Your goal:
Everything in the listing except the pictures should be written out exactly.

Material to process:
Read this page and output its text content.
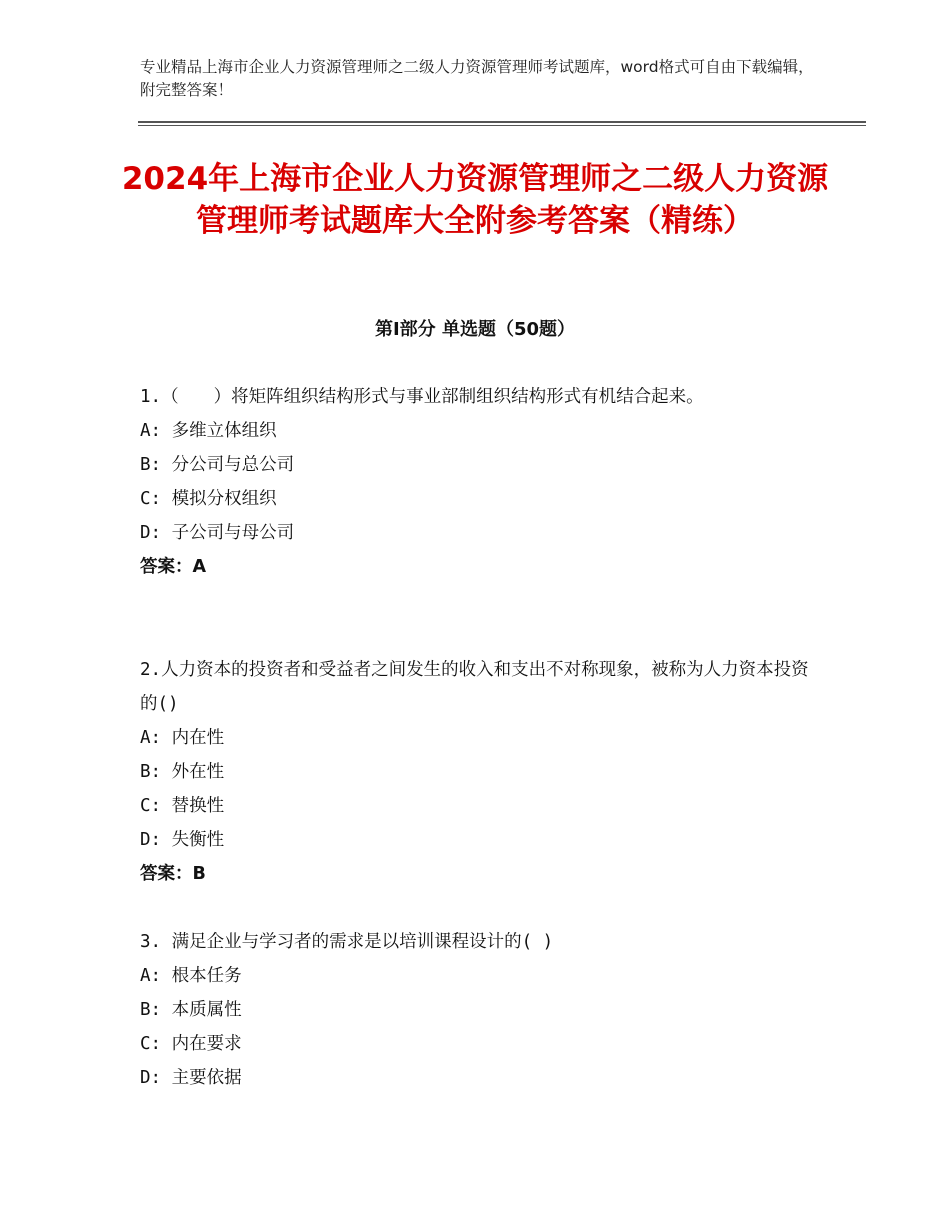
专业精品上海市企业人力资源管理师之二级人力资源管理师考试题库，word格式可自由下载编辑，附完整答案！
2024年上海市企业人力资源管理师之二级人力资源管理师考试题库大全附参考答案（精练）
第Ⅰ部分 单选题（50题）

1.（　　）将矩阵组织结构形式与事业部制组织结构形式有机结合起来。

A: 多维立体组织

B: 分公司与总公司

C: 模拟分权组织

D: 子公司与母公司

答案：A

2.人力资本的投资者和受益者之间发生的收入和支出不对称现象，被称为人力资本投资的()

A: 内在性

B: 外在性

C: 替换性

D: 失衡性

答案：B

3. 满足企业与学习者的需求是以培训课程设计的( )

A: 根本任务

B: 本质属性

C: 内在要求

D: 主要依据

Response to this exercise:
Read this page and output its text content.
专业精品上海市企业人力资源管理师之二级人力资源管理师考试题库，word格式可自由下载编辑，附完整答案！
2024年上海市企业人力资源管理师之二级人力资源管理师考试题库大全附参考答案（精练）
第Ⅰ部分 单选题（50题）

1.（　　）将矩阵组织结构形式与事业部制组织结构形式有机结合起来。

A: 多维立体组织

B: 分公司与总公司

C: 模拟分权组织

D: 子公司与母公司

答案：A

2.人力资本的投资者和受益者之间发生的收入和支出不对称现象，被称为人力资本投资的()

A: 内在性

B: 外在性

C: 替换性

D: 失衡性

答案：B

3. 满足企业与学习者的需求是以培训课程设计的( )

A: 根本任务

B: 本质属性

C: 内在要求

D: 主要依据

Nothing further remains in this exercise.